--- Data section ---
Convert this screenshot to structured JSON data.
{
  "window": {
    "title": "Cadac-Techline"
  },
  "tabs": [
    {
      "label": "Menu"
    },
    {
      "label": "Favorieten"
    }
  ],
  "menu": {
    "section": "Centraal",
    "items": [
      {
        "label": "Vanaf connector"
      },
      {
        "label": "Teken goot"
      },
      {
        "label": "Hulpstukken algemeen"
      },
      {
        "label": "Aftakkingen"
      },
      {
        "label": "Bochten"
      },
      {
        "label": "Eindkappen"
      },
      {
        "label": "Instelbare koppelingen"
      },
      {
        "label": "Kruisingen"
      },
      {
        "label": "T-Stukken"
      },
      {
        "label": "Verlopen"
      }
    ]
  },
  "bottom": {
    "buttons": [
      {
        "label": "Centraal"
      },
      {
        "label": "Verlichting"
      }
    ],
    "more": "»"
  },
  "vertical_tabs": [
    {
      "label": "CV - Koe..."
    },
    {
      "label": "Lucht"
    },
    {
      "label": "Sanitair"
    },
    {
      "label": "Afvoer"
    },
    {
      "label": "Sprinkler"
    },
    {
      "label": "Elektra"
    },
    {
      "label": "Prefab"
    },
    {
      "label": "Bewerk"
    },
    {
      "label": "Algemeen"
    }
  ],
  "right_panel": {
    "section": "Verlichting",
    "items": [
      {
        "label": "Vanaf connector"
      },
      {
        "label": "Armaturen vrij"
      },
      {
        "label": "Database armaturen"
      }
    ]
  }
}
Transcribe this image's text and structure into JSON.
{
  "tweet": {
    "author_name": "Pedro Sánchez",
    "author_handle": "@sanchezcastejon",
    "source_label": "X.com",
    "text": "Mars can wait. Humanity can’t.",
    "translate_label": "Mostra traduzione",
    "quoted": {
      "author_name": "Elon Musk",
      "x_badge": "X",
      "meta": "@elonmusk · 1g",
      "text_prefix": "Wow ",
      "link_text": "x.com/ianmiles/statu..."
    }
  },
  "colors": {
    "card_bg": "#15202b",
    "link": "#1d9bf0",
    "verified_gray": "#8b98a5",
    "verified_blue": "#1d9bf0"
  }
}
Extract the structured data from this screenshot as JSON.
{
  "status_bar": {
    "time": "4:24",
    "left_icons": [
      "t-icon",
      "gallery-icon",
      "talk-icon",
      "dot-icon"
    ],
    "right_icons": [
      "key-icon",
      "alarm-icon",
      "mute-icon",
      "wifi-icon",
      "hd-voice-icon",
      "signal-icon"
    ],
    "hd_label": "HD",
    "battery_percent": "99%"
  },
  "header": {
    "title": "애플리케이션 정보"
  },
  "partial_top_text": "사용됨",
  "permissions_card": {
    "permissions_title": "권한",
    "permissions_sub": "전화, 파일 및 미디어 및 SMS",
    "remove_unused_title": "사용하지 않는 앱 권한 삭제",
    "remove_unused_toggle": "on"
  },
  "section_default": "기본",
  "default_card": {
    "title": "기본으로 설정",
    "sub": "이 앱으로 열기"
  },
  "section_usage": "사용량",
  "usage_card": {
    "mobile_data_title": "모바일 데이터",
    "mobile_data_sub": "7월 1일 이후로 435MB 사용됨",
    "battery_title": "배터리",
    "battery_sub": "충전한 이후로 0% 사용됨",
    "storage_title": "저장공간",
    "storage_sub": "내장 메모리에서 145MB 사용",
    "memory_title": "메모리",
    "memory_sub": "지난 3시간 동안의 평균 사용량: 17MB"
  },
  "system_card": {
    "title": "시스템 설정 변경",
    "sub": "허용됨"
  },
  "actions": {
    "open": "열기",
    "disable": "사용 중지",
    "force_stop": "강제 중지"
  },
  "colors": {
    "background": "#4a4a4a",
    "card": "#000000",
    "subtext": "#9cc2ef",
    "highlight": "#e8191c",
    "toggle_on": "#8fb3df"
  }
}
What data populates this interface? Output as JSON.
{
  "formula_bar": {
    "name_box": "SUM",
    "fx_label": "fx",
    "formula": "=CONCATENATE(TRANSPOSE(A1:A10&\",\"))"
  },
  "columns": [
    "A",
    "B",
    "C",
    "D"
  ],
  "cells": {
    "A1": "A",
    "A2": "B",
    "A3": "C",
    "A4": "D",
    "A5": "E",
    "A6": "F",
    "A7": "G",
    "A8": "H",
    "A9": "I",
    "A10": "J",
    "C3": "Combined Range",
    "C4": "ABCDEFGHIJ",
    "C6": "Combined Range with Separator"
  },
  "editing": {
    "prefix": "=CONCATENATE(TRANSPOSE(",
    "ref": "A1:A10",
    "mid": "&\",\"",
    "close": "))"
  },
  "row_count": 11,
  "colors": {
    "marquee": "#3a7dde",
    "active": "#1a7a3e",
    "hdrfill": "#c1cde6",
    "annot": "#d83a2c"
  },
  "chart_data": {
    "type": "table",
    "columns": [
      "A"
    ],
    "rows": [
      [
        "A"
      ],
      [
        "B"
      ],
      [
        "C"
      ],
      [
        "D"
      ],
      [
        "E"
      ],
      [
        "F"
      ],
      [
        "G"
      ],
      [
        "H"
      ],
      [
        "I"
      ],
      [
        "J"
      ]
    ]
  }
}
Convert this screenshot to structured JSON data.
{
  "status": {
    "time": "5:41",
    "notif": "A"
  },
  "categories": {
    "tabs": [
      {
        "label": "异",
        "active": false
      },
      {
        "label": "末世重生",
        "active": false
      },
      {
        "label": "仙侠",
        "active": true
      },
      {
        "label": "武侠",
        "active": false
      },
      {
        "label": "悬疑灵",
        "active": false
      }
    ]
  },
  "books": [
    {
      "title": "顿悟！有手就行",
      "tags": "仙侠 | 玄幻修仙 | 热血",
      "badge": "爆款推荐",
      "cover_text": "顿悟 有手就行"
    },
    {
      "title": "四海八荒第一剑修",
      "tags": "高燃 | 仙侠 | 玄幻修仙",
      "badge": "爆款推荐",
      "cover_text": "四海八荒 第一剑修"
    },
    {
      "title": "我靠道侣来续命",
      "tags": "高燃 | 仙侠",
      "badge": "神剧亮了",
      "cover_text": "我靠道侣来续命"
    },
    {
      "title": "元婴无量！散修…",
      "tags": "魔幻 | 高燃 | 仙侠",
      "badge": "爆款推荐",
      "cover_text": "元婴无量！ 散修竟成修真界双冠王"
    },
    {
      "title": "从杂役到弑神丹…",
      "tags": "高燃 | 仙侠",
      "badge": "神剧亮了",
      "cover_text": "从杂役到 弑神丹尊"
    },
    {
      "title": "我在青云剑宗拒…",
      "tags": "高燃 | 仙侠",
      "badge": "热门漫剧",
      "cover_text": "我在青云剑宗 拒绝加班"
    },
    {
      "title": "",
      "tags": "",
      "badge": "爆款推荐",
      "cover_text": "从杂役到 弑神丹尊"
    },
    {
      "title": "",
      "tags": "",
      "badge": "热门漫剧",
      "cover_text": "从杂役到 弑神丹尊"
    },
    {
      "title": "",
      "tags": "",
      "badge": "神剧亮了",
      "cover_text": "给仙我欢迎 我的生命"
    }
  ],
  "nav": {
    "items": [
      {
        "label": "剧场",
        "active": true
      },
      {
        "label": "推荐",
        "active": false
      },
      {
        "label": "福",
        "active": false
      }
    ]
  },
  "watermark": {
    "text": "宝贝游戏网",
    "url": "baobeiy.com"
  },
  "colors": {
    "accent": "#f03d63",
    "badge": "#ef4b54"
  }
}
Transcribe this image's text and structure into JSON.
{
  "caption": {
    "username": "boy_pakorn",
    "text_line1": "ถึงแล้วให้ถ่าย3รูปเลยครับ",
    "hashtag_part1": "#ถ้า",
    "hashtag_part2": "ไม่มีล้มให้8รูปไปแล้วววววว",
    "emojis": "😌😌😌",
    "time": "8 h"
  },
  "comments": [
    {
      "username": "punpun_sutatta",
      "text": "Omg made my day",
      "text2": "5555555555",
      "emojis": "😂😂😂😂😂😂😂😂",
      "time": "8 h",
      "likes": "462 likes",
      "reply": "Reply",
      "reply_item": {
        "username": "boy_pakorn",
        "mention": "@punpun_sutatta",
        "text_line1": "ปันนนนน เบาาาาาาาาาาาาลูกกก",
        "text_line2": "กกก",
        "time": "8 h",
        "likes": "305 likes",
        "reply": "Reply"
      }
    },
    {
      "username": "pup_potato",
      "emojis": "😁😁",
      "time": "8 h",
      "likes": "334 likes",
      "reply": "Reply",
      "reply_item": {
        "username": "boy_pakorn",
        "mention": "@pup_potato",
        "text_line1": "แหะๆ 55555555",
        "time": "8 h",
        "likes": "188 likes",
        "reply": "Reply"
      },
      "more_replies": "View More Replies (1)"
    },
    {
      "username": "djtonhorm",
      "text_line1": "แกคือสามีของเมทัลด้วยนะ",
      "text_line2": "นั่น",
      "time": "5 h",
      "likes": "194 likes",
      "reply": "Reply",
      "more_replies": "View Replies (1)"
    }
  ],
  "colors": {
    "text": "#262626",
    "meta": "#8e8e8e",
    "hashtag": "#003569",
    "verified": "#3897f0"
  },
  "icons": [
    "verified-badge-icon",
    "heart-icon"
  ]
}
---
### What you are asked to do:
In the entries above, find every line with the word "likes" and list it.

### Finished answer:
      "likes": "462 likes",
        "likes": "305 likes",
      "likes": "334 likes",
        "likes": "188 likes",
      "likes": "194 likes",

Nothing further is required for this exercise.